====== Provided material ======

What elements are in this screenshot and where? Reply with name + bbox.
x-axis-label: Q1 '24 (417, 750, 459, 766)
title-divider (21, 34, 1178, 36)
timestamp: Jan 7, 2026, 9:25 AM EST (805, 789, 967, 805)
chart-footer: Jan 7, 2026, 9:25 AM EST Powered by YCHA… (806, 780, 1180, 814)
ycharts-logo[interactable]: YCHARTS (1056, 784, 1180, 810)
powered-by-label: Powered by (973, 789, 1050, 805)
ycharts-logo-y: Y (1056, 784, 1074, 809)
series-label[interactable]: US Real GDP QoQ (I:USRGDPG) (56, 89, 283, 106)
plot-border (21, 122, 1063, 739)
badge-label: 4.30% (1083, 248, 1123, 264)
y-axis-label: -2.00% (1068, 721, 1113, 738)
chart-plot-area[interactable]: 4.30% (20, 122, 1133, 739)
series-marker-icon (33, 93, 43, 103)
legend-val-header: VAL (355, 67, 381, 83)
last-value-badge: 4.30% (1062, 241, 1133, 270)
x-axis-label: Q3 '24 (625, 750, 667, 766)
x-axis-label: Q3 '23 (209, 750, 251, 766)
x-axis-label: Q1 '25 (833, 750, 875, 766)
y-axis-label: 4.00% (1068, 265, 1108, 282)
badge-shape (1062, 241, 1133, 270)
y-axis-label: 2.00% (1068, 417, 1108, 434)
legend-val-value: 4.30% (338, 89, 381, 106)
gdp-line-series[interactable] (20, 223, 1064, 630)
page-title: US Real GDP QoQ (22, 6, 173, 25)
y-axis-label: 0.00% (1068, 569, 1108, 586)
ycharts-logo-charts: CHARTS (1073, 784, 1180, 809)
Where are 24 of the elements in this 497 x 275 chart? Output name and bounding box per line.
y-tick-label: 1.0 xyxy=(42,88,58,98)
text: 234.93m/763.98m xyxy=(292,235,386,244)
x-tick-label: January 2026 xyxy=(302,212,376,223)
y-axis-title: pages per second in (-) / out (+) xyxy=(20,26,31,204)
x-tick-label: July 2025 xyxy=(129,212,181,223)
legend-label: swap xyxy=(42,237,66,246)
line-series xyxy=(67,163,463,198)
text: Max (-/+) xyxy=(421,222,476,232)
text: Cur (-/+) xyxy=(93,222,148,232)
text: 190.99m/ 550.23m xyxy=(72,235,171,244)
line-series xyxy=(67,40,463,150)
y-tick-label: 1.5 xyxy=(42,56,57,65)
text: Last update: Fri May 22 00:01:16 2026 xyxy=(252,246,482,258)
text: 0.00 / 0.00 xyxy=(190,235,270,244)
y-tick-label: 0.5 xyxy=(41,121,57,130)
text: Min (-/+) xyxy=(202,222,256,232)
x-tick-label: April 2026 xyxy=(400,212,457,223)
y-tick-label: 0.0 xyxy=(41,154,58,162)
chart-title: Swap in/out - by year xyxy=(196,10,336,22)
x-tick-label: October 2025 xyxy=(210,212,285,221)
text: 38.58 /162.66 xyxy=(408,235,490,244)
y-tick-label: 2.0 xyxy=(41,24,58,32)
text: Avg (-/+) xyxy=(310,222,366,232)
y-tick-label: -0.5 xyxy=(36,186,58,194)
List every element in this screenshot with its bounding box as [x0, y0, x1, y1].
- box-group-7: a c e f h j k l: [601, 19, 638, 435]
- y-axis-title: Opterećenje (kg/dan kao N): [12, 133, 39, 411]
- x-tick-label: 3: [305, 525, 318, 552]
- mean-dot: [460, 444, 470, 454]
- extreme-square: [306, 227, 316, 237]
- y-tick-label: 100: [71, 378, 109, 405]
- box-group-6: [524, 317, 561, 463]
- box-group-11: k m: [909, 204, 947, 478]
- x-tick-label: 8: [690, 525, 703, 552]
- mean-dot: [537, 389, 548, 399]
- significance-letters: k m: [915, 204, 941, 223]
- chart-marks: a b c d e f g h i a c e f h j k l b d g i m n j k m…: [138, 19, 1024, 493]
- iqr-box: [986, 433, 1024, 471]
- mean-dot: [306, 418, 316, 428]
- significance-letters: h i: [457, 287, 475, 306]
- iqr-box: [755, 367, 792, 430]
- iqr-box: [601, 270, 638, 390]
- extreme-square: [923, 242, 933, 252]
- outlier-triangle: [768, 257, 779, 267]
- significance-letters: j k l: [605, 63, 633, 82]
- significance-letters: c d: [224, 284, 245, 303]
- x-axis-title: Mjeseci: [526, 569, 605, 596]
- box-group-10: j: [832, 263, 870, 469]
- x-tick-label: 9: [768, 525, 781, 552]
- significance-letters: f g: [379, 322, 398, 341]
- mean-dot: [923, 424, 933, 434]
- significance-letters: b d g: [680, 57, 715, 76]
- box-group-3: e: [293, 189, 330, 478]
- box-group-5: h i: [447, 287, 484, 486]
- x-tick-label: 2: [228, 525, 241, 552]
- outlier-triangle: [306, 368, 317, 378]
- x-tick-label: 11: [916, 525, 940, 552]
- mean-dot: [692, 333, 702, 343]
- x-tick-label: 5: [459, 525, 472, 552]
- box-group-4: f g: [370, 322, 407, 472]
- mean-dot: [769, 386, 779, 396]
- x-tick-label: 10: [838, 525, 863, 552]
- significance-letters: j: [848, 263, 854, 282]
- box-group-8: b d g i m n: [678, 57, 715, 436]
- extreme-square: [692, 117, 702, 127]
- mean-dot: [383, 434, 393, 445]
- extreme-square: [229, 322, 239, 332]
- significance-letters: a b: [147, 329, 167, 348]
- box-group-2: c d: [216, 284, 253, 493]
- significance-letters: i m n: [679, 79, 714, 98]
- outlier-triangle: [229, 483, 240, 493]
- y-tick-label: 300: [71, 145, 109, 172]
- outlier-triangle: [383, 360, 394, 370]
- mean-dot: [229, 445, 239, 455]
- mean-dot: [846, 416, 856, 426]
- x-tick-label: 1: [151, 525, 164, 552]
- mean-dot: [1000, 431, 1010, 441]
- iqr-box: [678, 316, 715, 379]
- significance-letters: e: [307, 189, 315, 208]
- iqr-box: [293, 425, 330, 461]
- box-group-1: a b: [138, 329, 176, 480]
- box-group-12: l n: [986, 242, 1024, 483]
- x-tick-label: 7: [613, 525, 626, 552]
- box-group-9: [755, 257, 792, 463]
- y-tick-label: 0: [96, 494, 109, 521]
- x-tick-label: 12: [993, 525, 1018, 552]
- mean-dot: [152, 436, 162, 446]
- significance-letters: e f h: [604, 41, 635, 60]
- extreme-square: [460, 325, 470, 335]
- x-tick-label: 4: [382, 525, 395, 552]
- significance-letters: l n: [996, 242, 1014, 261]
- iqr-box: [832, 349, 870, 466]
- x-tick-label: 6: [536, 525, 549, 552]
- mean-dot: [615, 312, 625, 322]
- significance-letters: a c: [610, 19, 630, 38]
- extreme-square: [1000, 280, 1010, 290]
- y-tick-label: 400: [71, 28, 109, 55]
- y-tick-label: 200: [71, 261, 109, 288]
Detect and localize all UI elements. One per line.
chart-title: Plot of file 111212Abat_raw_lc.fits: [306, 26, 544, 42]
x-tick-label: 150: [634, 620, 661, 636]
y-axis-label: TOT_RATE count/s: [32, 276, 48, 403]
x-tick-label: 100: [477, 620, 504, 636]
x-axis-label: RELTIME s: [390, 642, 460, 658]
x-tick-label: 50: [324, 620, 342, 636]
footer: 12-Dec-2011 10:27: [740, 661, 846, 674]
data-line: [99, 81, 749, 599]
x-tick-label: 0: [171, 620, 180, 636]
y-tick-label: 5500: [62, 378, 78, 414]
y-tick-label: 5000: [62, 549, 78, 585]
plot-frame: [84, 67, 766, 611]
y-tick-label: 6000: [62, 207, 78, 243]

======

▶ **Requirement**:
Copy every entry above word for word, without changing any character, line break or number.

▶ **Correct answer**:
What elements are in this screenshot and where? Reply with name + bbox.
x-axis-label: Q1 '24 (417, 750, 459, 766)
title-divider (21, 34, 1178, 36)
timestamp: Jan 7, 2026, 9:25 AM EST (805, 789, 967, 805)
chart-footer: Jan 7, 2026, 9:25 AM EST Powered by YCHA… (806, 780, 1180, 814)
ycharts-logo[interactable]: YCHARTS (1056, 784, 1180, 810)
powered-by-label: Powered by (973, 789, 1050, 805)
ycharts-logo-y: Y (1056, 784, 1074, 809)
series-label[interactable]: US Real GDP QoQ (I:USRGDPG) (56, 89, 283, 106)
plot-border (21, 122, 1063, 739)
badge-label: 4.30% (1083, 248, 1123, 264)
y-axis-label: -2.00% (1068, 721, 1113, 738)
chart-plot-area[interactable]: 4.30% (20, 122, 1133, 739)
series-marker-icon (33, 93, 43, 103)
legend-val-header: VAL (355, 67, 381, 83)
last-value-badge: 4.30% (1062, 241, 1133, 270)
x-axis-label: Q3 '24 (625, 750, 667, 766)
x-axis-label: Q3 '23 (209, 750, 251, 766)
x-axis-label: Q1 '25 (833, 750, 875, 766)
y-axis-label: 4.00% (1068, 265, 1108, 282)
badge-shape (1062, 241, 1133, 270)
y-axis-label: 2.00% (1068, 417, 1108, 434)
legend-val-value: 4.30% (338, 89, 381, 106)
gdp-line-series[interactable] (20, 223, 1064, 630)
page-title: US Real GDP QoQ (22, 6, 173, 25)
y-axis-label: 0.00% (1068, 569, 1108, 586)
ycharts-logo-charts: CHARTS (1073, 784, 1180, 809)
Where are 24 of the elements in this 497 x 275 chart? Output name and bounding box per line.
y-tick-label: 1.0 xyxy=(42,88,58,98)
text: 234.93m/763.98m xyxy=(292,235,386,244)
x-tick-label: January 2026 xyxy=(302,212,376,223)
y-axis-title: pages per second in (-) / out (+) xyxy=(20,26,31,204)
x-tick-label: July 2025 xyxy=(129,212,181,223)
legend-label: swap xyxy=(42,237,66,246)
line-series xyxy=(67,163,463,198)
text: Max (-/+) xyxy=(421,222,476,232)
text: Cur (-/+) xyxy=(93,222,148,232)
text: 190.99m/ 550.23m xyxy=(72,235,171,244)
line-series xyxy=(67,40,463,150)
y-tick-label: 1.5 xyxy=(42,56,57,65)
text: Last update: Fri May 22 00:01:16 2026 xyxy=(252,246,482,258)
text: 0.00 / 0.00 xyxy=(190,235,270,244)
y-tick-label: 0.5 xyxy=(41,121,57,130)
text: Min (-/+) xyxy=(202,222,256,232)
x-tick-label: April 2026 xyxy=(400,212,457,223)
y-tick-label: 0.0 xyxy=(41,154,58,162)
chart-title: Swap in/out - by year xyxy=(196,10,336,22)
x-tick-label: October 2025 xyxy=(210,212,285,221)
text: 38.58 /162.66 xyxy=(408,235,490,244)
y-tick-label: 2.0 xyxy=(41,24,58,32)
text: Avg (-/+) xyxy=(310,222,366,232)
y-tick-label: -0.5 xyxy=(36,186,58,194)
List every element in this screenshot with its bounding box as [x0, y0, x1, y1].
- box-group-7: a c e f h j k l: [601, 19, 638, 435]
- y-axis-title: Opterećenje (kg/dan kao N): [12, 133, 39, 411]
- x-tick-label: 3: [305, 525, 318, 552]
- mean-dot: [460, 444, 470, 454]
- extreme-square: [306, 227, 316, 237]
- y-tick-label: 100: [71, 378, 109, 405]
- box-group-6: [524, 317, 561, 463]
- box-group-11: k m: [909, 204, 947, 478]
- x-tick-label: 8: [690, 525, 703, 552]
- mean-dot: [537, 389, 548, 399]
- significance-letters: k m: [915, 204, 941, 223]
- chart-marks: a b c d e f g h i a c e f h j k l b d g i m n j k m…: [138, 19, 1024, 493]
- iqr-box: [986, 433, 1024, 471]
- mean-dot: [306, 418, 316, 428]
- significance-letters: h i: [457, 287, 475, 306]
- iqr-box: [755, 367, 792, 430]
- iqr-box: [601, 270, 638, 390]
- extreme-square: [923, 242, 933, 252]
- outlier-triangle: [768, 257, 779, 267]
- significance-letters: j k l: [605, 63, 633, 82]
- significance-letters: c d: [224, 284, 245, 303]
- x-axis-title: Mjeseci: [526, 569, 605, 596]
- box-group-10: j: [832, 263, 870, 469]
- x-tick-label: 9: [768, 525, 781, 552]
- significance-letters: f g: [379, 322, 398, 341]
- mean-dot: [923, 424, 933, 434]
- significance-letters: b d g: [680, 57, 715, 76]
- box-group-3: e: [293, 189, 330, 478]
- box-group-5: h i: [447, 287, 484, 486]
- x-tick-label: 2: [228, 525, 241, 552]
- outlier-triangle: [306, 368, 317, 378]
- x-tick-label: 11: [916, 525, 940, 552]
- mean-dot: [692, 333, 702, 343]
- x-tick-label: 5: [459, 525, 472, 552]
- box-group-4: f g: [370, 322, 407, 472]
- mean-dot: [769, 386, 779, 396]
- x-tick-label: 10: [838, 525, 863, 552]
- significance-letters: j: [848, 263, 854, 282]
- box-group-8: b d g i m n: [678, 57, 715, 436]
- extreme-square: [692, 117, 702, 127]
- mean-dot: [383, 434, 393, 445]
- extreme-square: [229, 322, 239, 332]
- significance-letters: a b: [147, 329, 167, 348]
- box-group-2: c d: [216, 284, 253, 493]
- significance-letters: i m n: [679, 79, 714, 98]
- outlier-triangle: [229, 483, 240, 493]
- y-tick-label: 300: [71, 145, 109, 172]
- outlier-triangle: [383, 360, 394, 370]
- mean-dot: [229, 445, 239, 455]
- mean-dot: [846, 416, 856, 426]
- x-tick-label: 1: [151, 525, 164, 552]
- mean-dot: [1000, 431, 1010, 441]
- iqr-box: [678, 316, 715, 379]
- significance-letters: e: [307, 189, 315, 208]
- iqr-box: [293, 425, 330, 461]
- box-group-1: a b: [138, 329, 176, 480]
- box-group-12: l n: [986, 242, 1024, 483]
- x-tick-label: 7: [613, 525, 626, 552]
- box-group-9: [755, 257, 792, 463]
- y-tick-label: 0: [96, 494, 109, 521]
- x-tick-label: 12: [993, 525, 1018, 552]
- mean-dot: [152, 436, 162, 446]
- significance-letters: e f h: [604, 41, 635, 60]
- extreme-square: [460, 325, 470, 335]
- x-tick-label: 4: [382, 525, 395, 552]
- significance-letters: l n: [996, 242, 1014, 261]
- iqr-box: [832, 349, 870, 466]
- x-tick-label: 6: [536, 525, 549, 552]
- mean-dot: [615, 312, 625, 322]
- significance-letters: a c: [610, 19, 630, 38]
- extreme-square: [1000, 280, 1010, 290]
- y-tick-label: 400: [71, 28, 109, 55]
- y-tick-label: 200: [71, 261, 109, 288]
Detect and localize all UI elements. One per line.
chart-title: Plot of file 111212Abat_raw_lc.fits: [306, 26, 544, 42]
x-tick-label: 150: [634, 620, 661, 636]
y-axis-label: TOT_RATE count/s: [32, 276, 48, 403]
x-tick-label: 100: [477, 620, 504, 636]
x-axis-label: RELTIME s: [390, 642, 460, 658]
x-tick-label: 50: [324, 620, 342, 636]
footer: 12-Dec-2011 10:27: [740, 661, 846, 674]
data-line: [99, 81, 749, 599]
x-tick-label: 0: [171, 620, 180, 636]
y-tick-label: 5500: [62, 378, 78, 414]
y-tick-label: 5000: [62, 549, 78, 585]
plot-frame: [84, 67, 766, 611]
y-tick-label: 6000: [62, 207, 78, 243]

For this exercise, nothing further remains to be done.